**WHAT TO WORK ON:**
Print the data that follows exactly.

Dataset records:
---+---

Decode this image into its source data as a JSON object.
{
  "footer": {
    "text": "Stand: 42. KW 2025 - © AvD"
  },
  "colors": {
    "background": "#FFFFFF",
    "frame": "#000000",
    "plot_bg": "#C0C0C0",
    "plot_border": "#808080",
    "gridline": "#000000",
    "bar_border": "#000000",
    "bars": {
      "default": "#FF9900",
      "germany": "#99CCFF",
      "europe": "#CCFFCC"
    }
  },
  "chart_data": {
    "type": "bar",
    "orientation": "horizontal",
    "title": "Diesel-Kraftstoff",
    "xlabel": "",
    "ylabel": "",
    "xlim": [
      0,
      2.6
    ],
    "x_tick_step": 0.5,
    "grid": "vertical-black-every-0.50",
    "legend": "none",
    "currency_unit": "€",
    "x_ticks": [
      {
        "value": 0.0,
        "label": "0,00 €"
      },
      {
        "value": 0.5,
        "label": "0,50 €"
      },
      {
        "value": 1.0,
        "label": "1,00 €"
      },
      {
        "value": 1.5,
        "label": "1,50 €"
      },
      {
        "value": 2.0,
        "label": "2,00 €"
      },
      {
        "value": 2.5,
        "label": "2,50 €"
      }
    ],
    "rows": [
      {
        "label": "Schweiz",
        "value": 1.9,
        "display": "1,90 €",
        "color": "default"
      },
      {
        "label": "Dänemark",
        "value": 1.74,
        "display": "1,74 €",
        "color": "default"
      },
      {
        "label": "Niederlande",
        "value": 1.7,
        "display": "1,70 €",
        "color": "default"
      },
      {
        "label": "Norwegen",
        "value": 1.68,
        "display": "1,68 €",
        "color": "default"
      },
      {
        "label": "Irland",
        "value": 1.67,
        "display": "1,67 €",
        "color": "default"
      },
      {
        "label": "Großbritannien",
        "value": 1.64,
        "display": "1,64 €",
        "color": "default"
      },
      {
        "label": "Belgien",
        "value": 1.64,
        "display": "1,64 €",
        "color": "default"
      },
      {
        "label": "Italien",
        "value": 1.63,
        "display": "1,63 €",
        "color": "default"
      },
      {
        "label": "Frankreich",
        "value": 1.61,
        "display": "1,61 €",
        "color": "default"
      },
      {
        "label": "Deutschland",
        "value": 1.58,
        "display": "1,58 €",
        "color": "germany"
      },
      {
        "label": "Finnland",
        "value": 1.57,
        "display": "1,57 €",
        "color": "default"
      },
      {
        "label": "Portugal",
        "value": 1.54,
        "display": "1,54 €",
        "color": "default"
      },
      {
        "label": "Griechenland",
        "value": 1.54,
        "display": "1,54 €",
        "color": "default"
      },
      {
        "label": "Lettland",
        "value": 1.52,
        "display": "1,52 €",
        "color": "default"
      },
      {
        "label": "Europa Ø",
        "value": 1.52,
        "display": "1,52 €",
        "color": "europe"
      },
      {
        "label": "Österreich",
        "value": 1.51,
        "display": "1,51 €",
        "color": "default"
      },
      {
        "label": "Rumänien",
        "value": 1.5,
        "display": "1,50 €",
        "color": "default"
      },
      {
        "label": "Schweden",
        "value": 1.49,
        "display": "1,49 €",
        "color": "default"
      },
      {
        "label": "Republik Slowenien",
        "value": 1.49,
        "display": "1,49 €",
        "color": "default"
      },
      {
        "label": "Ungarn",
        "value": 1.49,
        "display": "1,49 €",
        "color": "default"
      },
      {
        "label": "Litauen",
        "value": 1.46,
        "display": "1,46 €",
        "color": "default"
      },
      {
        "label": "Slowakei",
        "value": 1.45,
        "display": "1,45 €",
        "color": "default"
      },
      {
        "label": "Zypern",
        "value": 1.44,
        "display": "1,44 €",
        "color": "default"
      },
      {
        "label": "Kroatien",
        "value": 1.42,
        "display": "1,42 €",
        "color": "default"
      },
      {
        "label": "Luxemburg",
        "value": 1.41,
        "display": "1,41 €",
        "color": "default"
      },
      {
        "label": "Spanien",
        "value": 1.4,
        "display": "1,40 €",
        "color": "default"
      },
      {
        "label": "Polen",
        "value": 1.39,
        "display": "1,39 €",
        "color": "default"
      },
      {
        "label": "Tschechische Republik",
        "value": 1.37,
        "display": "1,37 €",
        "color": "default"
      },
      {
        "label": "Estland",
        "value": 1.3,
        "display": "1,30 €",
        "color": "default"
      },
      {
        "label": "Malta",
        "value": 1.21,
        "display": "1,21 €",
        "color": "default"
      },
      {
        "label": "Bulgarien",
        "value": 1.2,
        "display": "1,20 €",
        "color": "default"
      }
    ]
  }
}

---+---

**THE SOLUTION:**
Decode this image into its source data as a JSON object.
{
  "footer": {
    "text": "Stand: 42. KW 2025 - © AvD"
  },
  "colors": {
    "background": "#FFFFFF",
    "frame": "#000000",
    "plot_bg": "#C0C0C0",
    "plot_border": "#808080",
    "gridline": "#000000",
    "bar_border": "#000000",
    "bars": {
      "default": "#FF9900",
      "germany": "#99CCFF",
      "europe": "#CCFFCC"
    }
  },
  "chart_data": {
    "type": "bar",
    "orientation": "horizontal",
    "title": "Diesel-Kraftstoff",
    "xlabel": "",
    "ylabel": "",
    "xlim": [
      0,
      2.6
    ],
    "x_tick_step": 0.5,
    "grid": "vertical-black-every-0.50",
    "legend": "none",
    "currency_unit": "€",
    "x_ticks": [
      {
        "value": 0.0,
        "label": "0,00 €"
      },
      {
        "value": 0.5,
        "label": "0,50 €"
      },
      {
        "value": 1.0,
        "label": "1,00 €"
      },
      {
        "value": 1.5,
        "label": "1,50 €"
      },
      {
        "value": 2.0,
        "label": "2,00 €"
      },
      {
        "value": 2.5,
        "label": "2,50 €"
      }
    ],
    "rows": [
      {
        "label": "Schweiz",
        "value": 1.9,
        "display": "1,90 €",
        "color": "default"
      },
      {
        "label": "Dänemark",
        "value": 1.74,
        "display": "1,74 €",
        "color": "default"
      },
      {
        "label": "Niederlande",
        "value": 1.7,
        "display": "1,70 €",
        "color": "default"
      },
      {
        "label": "Norwegen",
        "value": 1.68,
        "display": "1,68 €",
        "color": "default"
      },
      {
        "label": "Irland",
        "value": 1.67,
        "display": "1,67 €",
        "color": "default"
      },
      {
        "label": "Großbritannien",
        "value": 1.64,
        "display": "1,64 €",
        "color": "default"
      },
      {
        "label": "Belgien",
        "value": 1.64,
        "display": "1,64 €",
        "color": "default"
      },
      {
        "label": "Italien",
        "value": 1.63,
        "display": "1,63 €",
        "color": "default"
      },
      {
        "label": "Frankreich",
        "value": 1.61,
        "display": "1,61 €",
        "color": "default"
      },
      {
        "label": "Deutschland",
        "value": 1.58,
        "display": "1,58 €",
        "color": "germany"
      },
      {
        "label": "Finnland",
        "value": 1.57,
        "display": "1,57 €",
        "color": "default"
      },
      {
        "label": "Portugal",
        "value": 1.54,
        "display": "1,54 €",
        "color": "default"
      },
      {
        "label": "Griechenland",
        "value": 1.54,
        "display": "1,54 €",
        "color": "default"
      },
      {
        "label": "Lettland",
        "value": 1.52,
        "display": "1,52 €",
        "color": "default"
      },
      {
        "label": "Europa Ø",
        "value": 1.52,
        "display": "1,52 €",
        "color": "europe"
      },
      {
        "label": "Österreich",
        "value": 1.51,
        "display": "1,51 €",
        "color": "default"
      },
      {
        "label": "Rumänien",
        "value": 1.5,
        "display": "1,50 €",
        "color": "default"
      },
      {
        "label": "Schweden",
        "value": 1.49,
        "display": "1,49 €",
        "color": "default"
      },
      {
        "label": "Republik Slowenien",
        "value": 1.49,
        "display": "1,49 €",
        "color": "default"
      },
      {
        "label": "Ungarn",
        "value": 1.49,
        "display": "1,49 €",
        "color": "default"
      },
      {
        "label": "Litauen",
        "value": 1.46,
        "display": "1,46 €",
        "color": "default"
      },
      {
        "label": "Slowakei",
        "value": 1.45,
        "display": "1,45 €",
        "color": "default"
      },
      {
        "label": "Zypern",
        "value": 1.44,
        "display": "1,44 €",
        "color": "default"
      },
      {
        "label": "Kroatien",
        "value": 1.42,
        "display": "1,42 €",
        "color": "default"
      },
      {
        "label": "Luxemburg",
        "value": 1.41,
        "display": "1,41 €",
        "color": "default"
      },
      {
        "label": "Spanien",
        "value": 1.4,
        "display": "1,40 €",
        "color": "default"
      },
      {
        "label": "Polen",
        "value": 1.39,
        "display": "1,39 €",
        "color": "default"
      },
      {
        "label": "Tschechische Republik",
        "value": 1.37,
        "display": "1,37 €",
        "color": "default"
      },
      {
        "label": "Estland",
        "value": 1.3,
        "display": "1,30 €",
        "color": "default"
      },
      {
        "label": "Malta",
        "value": 1.21,
        "display": "1,21 €",
        "color": "default"
      },
      {
        "label": "Bulgarien",
        "value": 1.2,
        "display": "1,20 €",
        "color": "default"
      }
    ]
  }
}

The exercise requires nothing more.